**Available data**
● ● ● ● ●

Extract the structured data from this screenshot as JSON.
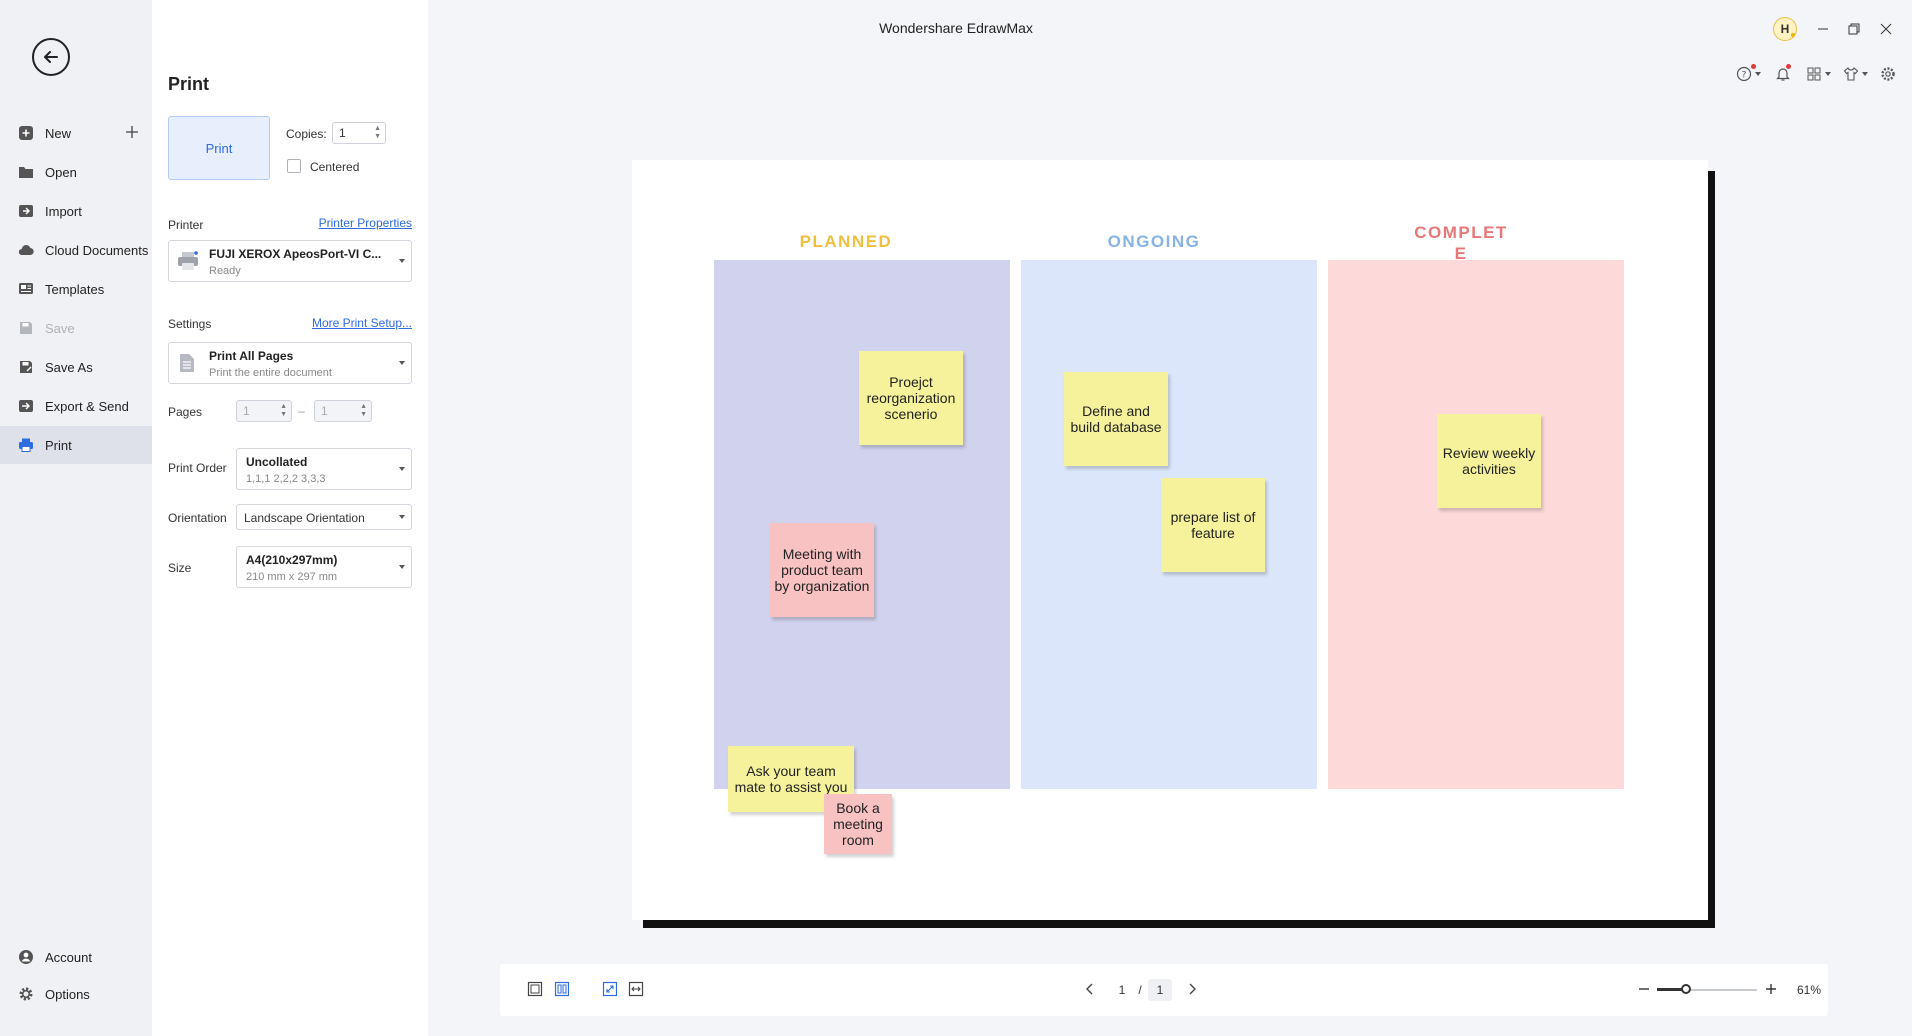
{
  "app": {
    "title": "Wondershare EdrawMax",
    "avatar_letter": "H"
  },
  "nav": {
    "items": [
      {
        "label": "New",
        "icon": "plus-square-icon"
      },
      {
        "label": "Open",
        "icon": "folder-icon"
      },
      {
        "label": "Import",
        "icon": "import-icon"
      },
      {
        "label": "Cloud Documents",
        "icon": "cloud-icon"
      },
      {
        "label": "Templates",
        "icon": "templates-icon"
      },
      {
        "label": "Save",
        "icon": "save-icon"
      },
      {
        "label": "Save As",
        "icon": "save-as-icon"
      },
      {
        "label": "Export & Send",
        "icon": "export-icon"
      },
      {
        "label": "Print",
        "icon": "print-icon"
      }
    ],
    "bottom": [
      {
        "label": "Account",
        "icon": "user-icon"
      },
      {
        "label": "Options",
        "icon": "gear-icon"
      }
    ]
  },
  "print_panel": {
    "title": "Print",
    "print_button": "Print",
    "copies_label": "Copies:",
    "copies_value": "1",
    "centered_label": "Centered",
    "printer_label": "Printer",
    "printer_properties_link": "Printer Properties",
    "printer_name": "FUJI XEROX ApeosPort-VI C...",
    "printer_status": "Ready",
    "settings_label": "Settings",
    "more_setup_link": "More Print Setup...",
    "settings_main": "Print All Pages",
    "settings_sub": "Print the entire document",
    "pages_label": "Pages",
    "pages_from": "1",
    "pages_separator": "–",
    "pages_to": "1",
    "print_order_label": "Print Order",
    "print_order_main": "Uncollated",
    "print_order_sub": "1,1,1  2,2,2  3,3,3",
    "orientation_label": "Orientation",
    "orientation_value": "Landscape Orientation",
    "size_label": "Size",
    "size_main": "A4(210x297mm)",
    "size_sub": "210 mm x 297 mm"
  },
  "board": {
    "columns": [
      {
        "title": "PLANNED",
        "title_color": "#f0bf3c",
        "bg": "#d1d2ed"
      },
      {
        "title": "ONGOING",
        "title_color": "#86b2e6",
        "bg": "#dbe6fa"
      },
      {
        "title": "COMPLET\nE",
        "title_color": "#ea7777",
        "bg": "#fdd9da"
      }
    ],
    "notes": [
      {
        "text": "Proejct reorganization scenerio",
        "color": "#f6f29b"
      },
      {
        "text": "Meeting with product team by organization",
        "color": "#f9c2c2"
      },
      {
        "text": "Ask your team mate to assist you",
        "color": "#f6f29b"
      },
      {
        "text": "Book a meeting room",
        "color": "#f9c2c2"
      },
      {
        "text": "Define and build database",
        "color": "#f6f29b"
      },
      {
        "text": "prepare list of feature",
        "color": "#f6f29b"
      },
      {
        "text": "Review weekly activities",
        "color": "#f6f29b"
      }
    ]
  },
  "bottom_bar": {
    "current_page": "1",
    "page_separator": "/",
    "total_pages": "1",
    "zoom": "61%"
  },
  "colors": {
    "accent": "#2d6be0"
  }
}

● ● ● ● ●

**Task objective**
Reproduce every record above exactly, but leave out the pictures.

**Full solution**
Extract the structured data from this screenshot as JSON.
{
  "app": {
    "title": "Wondershare EdrawMax",
    "avatar_letter": "H"
  },
  "nav": {
    "items": [
      {
        "label": "New",
        "icon": "plus-square-icon"
      },
      {
        "label": "Open",
        "icon": "folder-icon"
      },
      {
        "label": "Import",
        "icon": "import-icon"
      },
      {
        "label": "Cloud Documents",
        "icon": "cloud-icon"
      },
      {
        "label": "Templates",
        "icon": "templates-icon"
      },
      {
        "label": "Save",
        "icon": "save-icon"
      },
      {
        "label": "Save As",
        "icon": "save-as-icon"
      },
      {
        "label": "Export & Send",
        "icon": "export-icon"
      },
      {
        "label": "Print",
        "icon": "print-icon"
      }
    ],
    "bottom": [
      {
        "label": "Account",
        "icon": "user-icon"
      },
      {
        "label": "Options",
        "icon": "gear-icon"
      }
    ]
  },
  "print_panel": {
    "title": "Print",
    "print_button": "Print",
    "copies_label": "Copies:",
    "copies_value": "1",
    "centered_label": "Centered",
    "printer_label": "Printer",
    "printer_properties_link": "Printer Properties",
    "printer_name": "FUJI XEROX ApeosPort-VI C...",
    "printer_status": "Ready",
    "settings_label": "Settings",
    "more_setup_link": "More Print Setup...",
    "settings_main": "Print All Pages",
    "settings_sub": "Print the entire document",
    "pages_label": "Pages",
    "pages_from": "1",
    "pages_separator": "–",
    "pages_to": "1",
    "print_order_label": "Print Order",
    "print_order_main": "Uncollated",
    "print_order_sub": "1,1,1  2,2,2  3,3,3",
    "orientation_label": "Orientation",
    "orientation_value": "Landscape Orientation",
    "size_label": "Size",
    "size_main": "A4(210x297mm)",
    "size_sub": "210 mm x 297 mm"
  },
  "board": {
    "columns": [
      {
        "title": "PLANNED",
        "title_color": "#f0bf3c",
        "bg": "#d1d2ed"
      },
      {
        "title": "ONGOING",
        "title_color": "#86b2e6",
        "bg": "#dbe6fa"
      },
      {
        "title": "COMPLET\nE",
        "title_color": "#ea7777",
        "bg": "#fdd9da"
      }
    ],
    "notes": [
      {
        "text": "Proejct reorganization scenerio",
        "color": "#f6f29b"
      },
      {
        "text": "Meeting with product team by organization",
        "color": "#f9c2c2"
      },
      {
        "text": "Ask your team mate to assist you",
        "color": "#f6f29b"
      },
      {
        "text": "Book a meeting room",
        "color": "#f9c2c2"
      },
      {
        "text": "Define and build database",
        "color": "#f6f29b"
      },
      {
        "text": "prepare list of feature",
        "color": "#f6f29b"
      },
      {
        "text": "Review weekly activities",
        "color": "#f6f29b"
      }
    ]
  },
  "bottom_bar": {
    "current_page": "1",
    "page_separator": "/",
    "total_pages": "1",
    "zoom": "61%"
  },
  "colors": {
    "accent": "#2d6be0"
  }
}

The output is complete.